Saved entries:
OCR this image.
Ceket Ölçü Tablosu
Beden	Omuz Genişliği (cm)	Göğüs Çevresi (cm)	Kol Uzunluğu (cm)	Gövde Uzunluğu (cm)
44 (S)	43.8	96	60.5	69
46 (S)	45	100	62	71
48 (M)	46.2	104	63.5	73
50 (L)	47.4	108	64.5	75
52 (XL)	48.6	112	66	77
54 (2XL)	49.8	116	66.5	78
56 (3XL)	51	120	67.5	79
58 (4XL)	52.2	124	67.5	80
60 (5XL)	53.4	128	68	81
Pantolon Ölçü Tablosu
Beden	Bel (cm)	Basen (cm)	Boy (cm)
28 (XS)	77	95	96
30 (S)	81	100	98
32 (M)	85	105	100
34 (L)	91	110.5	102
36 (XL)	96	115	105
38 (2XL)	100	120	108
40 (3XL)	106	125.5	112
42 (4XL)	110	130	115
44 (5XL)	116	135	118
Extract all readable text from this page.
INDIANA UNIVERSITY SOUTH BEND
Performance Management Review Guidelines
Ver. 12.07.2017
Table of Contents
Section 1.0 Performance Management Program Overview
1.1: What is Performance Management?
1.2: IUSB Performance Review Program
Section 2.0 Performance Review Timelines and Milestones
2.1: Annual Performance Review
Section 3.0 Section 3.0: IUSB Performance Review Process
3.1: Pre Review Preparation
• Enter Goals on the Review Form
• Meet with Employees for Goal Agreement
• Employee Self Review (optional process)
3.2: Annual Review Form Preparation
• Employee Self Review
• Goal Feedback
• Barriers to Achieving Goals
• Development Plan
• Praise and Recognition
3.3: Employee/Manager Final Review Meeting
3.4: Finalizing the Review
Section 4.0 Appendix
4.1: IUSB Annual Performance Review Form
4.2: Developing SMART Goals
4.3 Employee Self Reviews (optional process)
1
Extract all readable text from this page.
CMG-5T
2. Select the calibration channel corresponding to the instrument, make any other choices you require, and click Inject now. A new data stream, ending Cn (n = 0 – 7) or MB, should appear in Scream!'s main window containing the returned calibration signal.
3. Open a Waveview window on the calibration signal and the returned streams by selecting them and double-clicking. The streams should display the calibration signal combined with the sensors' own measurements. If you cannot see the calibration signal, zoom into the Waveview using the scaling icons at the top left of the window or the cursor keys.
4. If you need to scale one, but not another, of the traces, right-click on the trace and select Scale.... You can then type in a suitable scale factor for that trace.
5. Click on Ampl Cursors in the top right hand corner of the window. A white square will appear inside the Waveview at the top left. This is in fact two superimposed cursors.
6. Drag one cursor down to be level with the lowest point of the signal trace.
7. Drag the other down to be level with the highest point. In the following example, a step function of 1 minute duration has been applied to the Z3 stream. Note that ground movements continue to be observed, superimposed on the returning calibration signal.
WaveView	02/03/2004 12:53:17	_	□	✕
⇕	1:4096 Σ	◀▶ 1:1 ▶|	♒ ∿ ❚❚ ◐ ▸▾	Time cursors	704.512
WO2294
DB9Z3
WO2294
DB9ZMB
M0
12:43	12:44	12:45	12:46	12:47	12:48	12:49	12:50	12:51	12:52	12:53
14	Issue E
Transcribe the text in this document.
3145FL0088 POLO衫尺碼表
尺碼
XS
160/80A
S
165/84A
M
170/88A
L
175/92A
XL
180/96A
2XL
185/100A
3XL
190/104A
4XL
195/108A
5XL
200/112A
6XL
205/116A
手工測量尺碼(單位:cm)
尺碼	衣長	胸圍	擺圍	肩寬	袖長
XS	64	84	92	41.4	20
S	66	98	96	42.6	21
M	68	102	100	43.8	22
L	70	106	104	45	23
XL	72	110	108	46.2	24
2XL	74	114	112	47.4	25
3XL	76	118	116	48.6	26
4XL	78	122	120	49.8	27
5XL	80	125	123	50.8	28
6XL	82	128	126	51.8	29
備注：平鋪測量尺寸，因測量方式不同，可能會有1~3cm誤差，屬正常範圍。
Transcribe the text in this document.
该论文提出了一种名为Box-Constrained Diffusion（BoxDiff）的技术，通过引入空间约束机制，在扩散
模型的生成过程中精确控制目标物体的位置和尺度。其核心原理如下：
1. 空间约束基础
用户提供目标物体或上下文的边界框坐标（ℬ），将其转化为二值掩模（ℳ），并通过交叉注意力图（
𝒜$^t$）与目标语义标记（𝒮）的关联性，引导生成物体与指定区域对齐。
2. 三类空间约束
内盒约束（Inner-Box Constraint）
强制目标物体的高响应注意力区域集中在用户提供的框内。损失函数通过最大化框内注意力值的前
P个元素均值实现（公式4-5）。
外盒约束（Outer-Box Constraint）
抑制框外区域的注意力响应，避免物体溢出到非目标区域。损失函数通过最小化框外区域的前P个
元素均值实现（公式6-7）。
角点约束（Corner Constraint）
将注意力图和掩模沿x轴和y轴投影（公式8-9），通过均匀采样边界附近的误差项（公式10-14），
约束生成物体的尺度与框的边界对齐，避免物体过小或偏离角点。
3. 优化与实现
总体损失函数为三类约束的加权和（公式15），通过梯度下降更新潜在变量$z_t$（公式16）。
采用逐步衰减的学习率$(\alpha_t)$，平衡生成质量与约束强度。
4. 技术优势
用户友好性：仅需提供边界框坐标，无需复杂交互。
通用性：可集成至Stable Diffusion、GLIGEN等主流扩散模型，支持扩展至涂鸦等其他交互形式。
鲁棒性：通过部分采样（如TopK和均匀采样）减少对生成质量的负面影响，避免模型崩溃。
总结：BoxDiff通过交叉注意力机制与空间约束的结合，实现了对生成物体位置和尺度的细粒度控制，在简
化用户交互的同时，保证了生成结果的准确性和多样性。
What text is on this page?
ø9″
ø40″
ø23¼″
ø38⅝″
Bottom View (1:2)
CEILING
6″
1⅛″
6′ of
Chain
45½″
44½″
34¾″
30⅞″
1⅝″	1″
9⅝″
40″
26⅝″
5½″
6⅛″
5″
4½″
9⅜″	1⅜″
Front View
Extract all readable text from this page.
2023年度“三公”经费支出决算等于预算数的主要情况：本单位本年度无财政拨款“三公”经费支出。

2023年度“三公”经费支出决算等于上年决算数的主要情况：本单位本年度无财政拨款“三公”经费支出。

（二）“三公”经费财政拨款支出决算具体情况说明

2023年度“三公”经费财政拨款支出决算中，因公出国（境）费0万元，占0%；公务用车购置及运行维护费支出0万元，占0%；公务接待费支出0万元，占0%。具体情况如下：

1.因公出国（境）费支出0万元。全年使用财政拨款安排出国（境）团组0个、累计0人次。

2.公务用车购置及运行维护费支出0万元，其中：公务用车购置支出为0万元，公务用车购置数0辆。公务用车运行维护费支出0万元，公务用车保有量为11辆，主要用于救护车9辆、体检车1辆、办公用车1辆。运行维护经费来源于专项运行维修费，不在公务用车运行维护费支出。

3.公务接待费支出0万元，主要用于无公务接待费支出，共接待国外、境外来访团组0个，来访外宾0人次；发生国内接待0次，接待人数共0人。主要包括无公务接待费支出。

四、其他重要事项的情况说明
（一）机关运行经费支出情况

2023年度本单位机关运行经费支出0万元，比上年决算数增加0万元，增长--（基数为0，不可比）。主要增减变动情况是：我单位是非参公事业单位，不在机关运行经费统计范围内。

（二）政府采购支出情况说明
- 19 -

(PROBLEM STATEMENT):
Note every line above where the string "Beden" shows up, and copy those lines.

(TASK RESULT):
Beden	Omuz Genişliği (cm)	Göğüs Çevresi (cm)	Kol Uzunluğu (cm)	Gövde Uzunluğu (cm)
Beden	Bel (cm)	Basen (cm)	Boy (cm)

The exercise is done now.